▶ **The task**
Repeat every record below exactly as it appears.

▶ **Recorded data**
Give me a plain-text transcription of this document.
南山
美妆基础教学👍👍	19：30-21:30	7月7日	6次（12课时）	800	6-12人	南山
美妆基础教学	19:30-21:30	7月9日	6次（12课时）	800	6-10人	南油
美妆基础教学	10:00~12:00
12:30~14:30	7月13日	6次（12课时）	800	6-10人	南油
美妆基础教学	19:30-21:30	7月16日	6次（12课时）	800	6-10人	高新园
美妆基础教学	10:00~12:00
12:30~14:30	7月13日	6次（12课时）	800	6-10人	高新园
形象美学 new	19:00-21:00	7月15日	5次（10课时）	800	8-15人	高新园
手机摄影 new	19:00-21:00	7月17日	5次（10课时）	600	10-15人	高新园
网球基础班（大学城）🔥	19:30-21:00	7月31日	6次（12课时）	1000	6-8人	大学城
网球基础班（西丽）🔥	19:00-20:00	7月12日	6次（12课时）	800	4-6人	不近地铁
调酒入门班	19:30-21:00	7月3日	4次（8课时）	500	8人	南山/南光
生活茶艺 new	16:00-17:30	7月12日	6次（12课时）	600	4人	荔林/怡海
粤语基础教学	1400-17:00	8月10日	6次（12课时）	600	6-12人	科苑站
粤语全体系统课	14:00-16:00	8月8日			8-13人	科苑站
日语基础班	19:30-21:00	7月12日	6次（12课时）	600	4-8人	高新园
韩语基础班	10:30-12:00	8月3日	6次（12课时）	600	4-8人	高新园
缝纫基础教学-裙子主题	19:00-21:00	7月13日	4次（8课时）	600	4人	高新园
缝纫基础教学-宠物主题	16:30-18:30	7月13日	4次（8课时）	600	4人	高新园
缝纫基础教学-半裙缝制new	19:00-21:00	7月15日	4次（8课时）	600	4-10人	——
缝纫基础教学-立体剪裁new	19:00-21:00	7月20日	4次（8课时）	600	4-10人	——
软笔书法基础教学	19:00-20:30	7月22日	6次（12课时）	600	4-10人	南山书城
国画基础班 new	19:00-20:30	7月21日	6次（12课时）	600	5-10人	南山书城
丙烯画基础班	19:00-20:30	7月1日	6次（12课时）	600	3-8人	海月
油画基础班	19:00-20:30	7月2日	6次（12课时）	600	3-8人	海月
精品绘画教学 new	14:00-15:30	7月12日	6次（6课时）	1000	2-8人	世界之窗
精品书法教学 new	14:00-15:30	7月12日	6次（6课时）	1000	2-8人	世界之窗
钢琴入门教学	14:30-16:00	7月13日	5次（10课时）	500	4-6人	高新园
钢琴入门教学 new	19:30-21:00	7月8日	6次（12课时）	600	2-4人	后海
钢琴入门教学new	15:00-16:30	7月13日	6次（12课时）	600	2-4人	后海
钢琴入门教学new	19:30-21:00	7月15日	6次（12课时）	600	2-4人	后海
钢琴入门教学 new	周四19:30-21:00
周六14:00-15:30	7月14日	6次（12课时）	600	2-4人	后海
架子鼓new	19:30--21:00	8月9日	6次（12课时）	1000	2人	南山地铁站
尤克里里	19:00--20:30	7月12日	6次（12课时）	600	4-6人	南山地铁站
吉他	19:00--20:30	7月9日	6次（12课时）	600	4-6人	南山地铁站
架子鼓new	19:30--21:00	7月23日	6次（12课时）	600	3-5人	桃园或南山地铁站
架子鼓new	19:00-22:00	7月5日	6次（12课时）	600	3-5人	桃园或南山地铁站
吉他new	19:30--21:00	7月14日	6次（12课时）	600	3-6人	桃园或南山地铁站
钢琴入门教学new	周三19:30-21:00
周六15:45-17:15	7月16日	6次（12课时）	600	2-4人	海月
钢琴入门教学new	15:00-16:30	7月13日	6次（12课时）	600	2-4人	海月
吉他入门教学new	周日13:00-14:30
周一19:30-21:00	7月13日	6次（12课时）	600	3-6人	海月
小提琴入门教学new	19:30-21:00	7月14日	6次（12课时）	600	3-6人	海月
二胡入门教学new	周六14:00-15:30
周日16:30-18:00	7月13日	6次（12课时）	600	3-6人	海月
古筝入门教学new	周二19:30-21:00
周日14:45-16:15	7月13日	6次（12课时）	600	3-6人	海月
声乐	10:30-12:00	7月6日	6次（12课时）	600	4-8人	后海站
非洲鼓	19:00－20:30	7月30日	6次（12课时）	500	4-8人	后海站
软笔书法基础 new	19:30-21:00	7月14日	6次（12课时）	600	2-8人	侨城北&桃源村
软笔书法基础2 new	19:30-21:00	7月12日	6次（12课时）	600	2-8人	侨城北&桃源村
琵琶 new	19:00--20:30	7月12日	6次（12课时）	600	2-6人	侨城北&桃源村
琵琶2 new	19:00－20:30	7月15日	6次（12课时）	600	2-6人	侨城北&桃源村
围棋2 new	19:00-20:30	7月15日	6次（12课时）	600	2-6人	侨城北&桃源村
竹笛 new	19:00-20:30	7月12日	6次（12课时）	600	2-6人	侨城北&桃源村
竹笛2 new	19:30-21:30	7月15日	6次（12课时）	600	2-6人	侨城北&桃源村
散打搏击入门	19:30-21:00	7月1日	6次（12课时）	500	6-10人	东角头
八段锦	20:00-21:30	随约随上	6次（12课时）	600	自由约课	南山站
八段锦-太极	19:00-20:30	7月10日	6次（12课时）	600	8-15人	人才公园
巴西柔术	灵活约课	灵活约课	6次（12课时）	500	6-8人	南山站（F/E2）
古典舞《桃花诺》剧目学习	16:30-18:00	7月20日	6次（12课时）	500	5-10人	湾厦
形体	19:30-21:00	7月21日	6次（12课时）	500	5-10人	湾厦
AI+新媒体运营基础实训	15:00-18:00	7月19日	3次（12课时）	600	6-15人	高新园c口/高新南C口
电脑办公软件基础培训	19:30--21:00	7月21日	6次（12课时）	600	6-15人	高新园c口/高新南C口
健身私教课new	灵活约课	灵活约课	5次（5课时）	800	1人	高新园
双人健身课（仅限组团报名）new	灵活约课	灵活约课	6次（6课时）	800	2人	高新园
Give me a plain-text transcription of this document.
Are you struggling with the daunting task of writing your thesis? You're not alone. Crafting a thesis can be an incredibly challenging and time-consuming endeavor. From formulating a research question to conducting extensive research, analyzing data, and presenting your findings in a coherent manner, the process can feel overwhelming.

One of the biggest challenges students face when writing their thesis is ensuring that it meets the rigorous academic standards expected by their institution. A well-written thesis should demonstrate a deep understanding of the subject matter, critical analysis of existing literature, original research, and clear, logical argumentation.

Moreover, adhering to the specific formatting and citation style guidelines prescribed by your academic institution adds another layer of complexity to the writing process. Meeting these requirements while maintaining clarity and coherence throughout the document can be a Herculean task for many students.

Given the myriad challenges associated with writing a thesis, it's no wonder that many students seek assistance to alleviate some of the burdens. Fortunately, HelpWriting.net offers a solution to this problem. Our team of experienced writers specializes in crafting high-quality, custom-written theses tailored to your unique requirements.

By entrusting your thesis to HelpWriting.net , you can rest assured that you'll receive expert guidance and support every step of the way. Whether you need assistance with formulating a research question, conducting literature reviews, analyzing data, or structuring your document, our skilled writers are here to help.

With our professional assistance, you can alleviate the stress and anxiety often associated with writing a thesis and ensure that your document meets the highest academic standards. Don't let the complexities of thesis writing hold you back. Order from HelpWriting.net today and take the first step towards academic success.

▶ **Expected answer**
Give me a plain-text transcription of this document.
南山
美妆基础教学👍👍	19：30-21:30	7月7日	6次（12课时）	800	6-12人	南山
美妆基础教学	19:30-21:30	7月9日	6次（12课时）	800	6-10人	南油
美妆基础教学	10:00~12:00
12:30~14:30	7月13日	6次（12课时）	800	6-10人	南油
美妆基础教学	19:30-21:30	7月16日	6次（12课时）	800	6-10人	高新园
美妆基础教学	10:00~12:00
12:30~14:30	7月13日	6次（12课时）	800	6-10人	高新园
形象美学 new	19:00-21:00	7月15日	5次（10课时）	800	8-15人	高新园
手机摄影 new	19:00-21:00	7月17日	5次（10课时）	600	10-15人	高新园
网球基础班（大学城）🔥	19:30-21:00	7月31日	6次（12课时）	1000	6-8人	大学城
网球基础班（西丽）🔥	19:00-20:00	7月12日	6次（12课时）	800	4-6人	不近地铁
调酒入门班	19:30-21:00	7月3日	4次（8课时）	500	8人	南山/南光
生活茶艺 new	16:00-17:30	7月12日	6次（12课时）	600	4人	荔林/怡海
粤语基础教学	1400-17:00	8月10日	6次（12课时）	600	6-12人	科苑站
粤语全体系统课	14:00-16:00	8月8日			8-13人	科苑站
日语基础班	19:30-21:00	7月12日	6次（12课时）	600	4-8人	高新园
韩语基础班	10:30-12:00	8月3日	6次（12课时）	600	4-8人	高新园
缝纫基础教学-裙子主题	19:00-21:00	7月13日	4次（8课时）	600	4人	高新园
缝纫基础教学-宠物主题	16:30-18:30	7月13日	4次（8课时）	600	4人	高新园
缝纫基础教学-半裙缝制new	19:00-21:00	7月15日	4次（8课时）	600	4-10人	——
缝纫基础教学-立体剪裁new	19:00-21:00	7月20日	4次（8课时）	600	4-10人	——
软笔书法基础教学	19:00-20:30	7月22日	6次（12课时）	600	4-10人	南山书城
国画基础班 new	19:00-20:30	7月21日	6次（12课时）	600	5-10人	南山书城
丙烯画基础班	19:00-20:30	7月1日	6次（12课时）	600	3-8人	海月
油画基础班	19:00-20:30	7月2日	6次（12课时）	600	3-8人	海月
精品绘画教学 new	14:00-15:30	7月12日	6次（6课时）	1000	2-8人	世界之窗
精品书法教学 new	14:00-15:30	7月12日	6次（6课时）	1000	2-8人	世界之窗
钢琴入门教学	14:30-16:00	7月13日	5次（10课时）	500	4-6人	高新园
钢琴入门教学 new	19:30-21:00	7月8日	6次（12课时）	600	2-4人	后海
钢琴入门教学new	15:00-16:30	7月13日	6次（12课时）	600	2-4人	后海
钢琴入门教学new	19:30-21:00	7月15日	6次（12课时）	600	2-4人	后海
钢琴入门教学 new	周四19:30-21:00
周六14:00-15:30	7月14日	6次（12课时）	600	2-4人	后海
架子鼓new	19:30--21:00	8月9日	6次（12课时）	1000	2人	南山地铁站
尤克里里	19:00--20:30	7月12日	6次（12课时）	600	4-6人	南山地铁站
吉他	19:00--20:30	7月9日	6次（12课时）	600	4-6人	南山地铁站
架子鼓new	19:30--21:00	7月23日	6次（12课时）	600	3-5人	桃园或南山地铁站
架子鼓new	19:00-22:00	7月5日	6次（12课时）	600	3-5人	桃园或南山地铁站
吉他new	19:30--21:00	7月14日	6次（12课时）	600	3-6人	桃园或南山地铁站
钢琴入门教学new	周三19:30-21:00
周六15:45-17:15	7月16日	6次（12课时）	600	2-4人	海月
钢琴入门教学new	15:00-16:30	7月13日	6次（12课时）	600	2-4人	海月
吉他入门教学new	周日13:00-14:30
周一19:30-21:00	7月13日	6次（12课时）	600	3-6人	海月
小提琴入门教学new	19:30-21:00	7月14日	6次（12课时）	600	3-6人	海月
二胡入门教学new	周六14:00-15:30
周日16:30-18:00	7月13日	6次（12课时）	600	3-6人	海月
古筝入门教学new	周二19:30-21:00
周日14:45-16:15	7月13日	6次（12课时）	600	3-6人	海月
声乐	10:30-12:00	7月6日	6次（12课时）	600	4-8人	后海站
非洲鼓	19:00－20:30	7月30日	6次（12课时）	500	4-8人	后海站
软笔书法基础 new	19:30-21:00	7月14日	6次（12课时）	600	2-8人	侨城北&桃源村
软笔书法基础2 new	19:30-21:00	7月12日	6次（12课时）	600	2-8人	侨城北&桃源村
琵琶 new	19:00--20:30	7月12日	6次（12课时）	600	2-6人	侨城北&桃源村
琵琶2 new	19:00－20:30	7月15日	6次（12课时）	600	2-6人	侨城北&桃源村
围棋2 new	19:00-20:30	7月15日	6次（12课时）	600	2-6人	侨城北&桃源村
竹笛 new	19:00-20:30	7月12日	6次（12课时）	600	2-6人	侨城北&桃源村
竹笛2 new	19:30-21:30	7月15日	6次（12课时）	600	2-6人	侨城北&桃源村
散打搏击入门	19:30-21:00	7月1日	6次（12课时）	500	6-10人	东角头
八段锦	20:00-21:30	随约随上	6次（12课时）	600	自由约课	南山站
八段锦-太极	19:00-20:30	7月10日	6次（12课时）	600	8-15人	人才公园
巴西柔术	灵活约课	灵活约课	6次（12课时）	500	6-8人	南山站（F/E2）
古典舞《桃花诺》剧目学习	16:30-18:00	7月20日	6次（12课时）	500	5-10人	湾厦
形体	19:30-21:00	7月21日	6次（12课时）	500	5-10人	湾厦
AI+新媒体运营基础实训	15:00-18:00	7月19日	3次（12课时）	600	6-15人	高新园c口/高新南C口
电脑办公软件基础培训	19:30--21:00	7月21日	6次（12课时）	600	6-15人	高新园c口/高新南C口
健身私教课new	灵活约课	灵活约课	5次（5课时）	800	1人	高新园
双人健身课（仅限组团报名）new	灵活约课	灵活约课	6次（6课时）	800	2人	高新园
Give me a plain-text transcription of this document.
Are you struggling with the daunting task of writing your thesis? You're not alone. Crafting a thesis can be an incredibly challenging and time-consuming endeavor. From formulating a research question to conducting extensive research, analyzing data, and presenting your findings in a coherent manner, the process can feel overwhelming.

One of the biggest challenges students face when writing their thesis is ensuring that it meets the rigorous academic standards expected by their institution. A well-written thesis should demonstrate a deep understanding of the subject matter, critical analysis of existing literature, original research, and clear, logical argumentation.

Moreover, adhering to the specific formatting and citation style guidelines prescribed by your academic institution adds another layer of complexity to the writing process. Meeting these requirements while maintaining clarity and coherence throughout the document can be a Herculean task for many students.

Given the myriad challenges associated with writing a thesis, it's no wonder that many students seek assistance to alleviate some of the burdens. Fortunately, HelpWriting.net offers a solution to this problem. Our team of experienced writers specializes in crafting high-quality, custom-written theses tailored to your unique requirements.

By entrusting your thesis to HelpWriting.net , you can rest assured that you'll receive expert guidance and support every step of the way. Whether you need assistance with formulating a research question, conducting literature reviews, analyzing data, or structuring your document, our skilled writers are here to help.

With our professional assistance, you can alleviate the stress and anxiety often associated with writing a thesis and ensure that your document meets the highest academic standards. Don't let the complexities of thesis writing hold you back. Order from HelpWriting.net today and take the first step towards academic success.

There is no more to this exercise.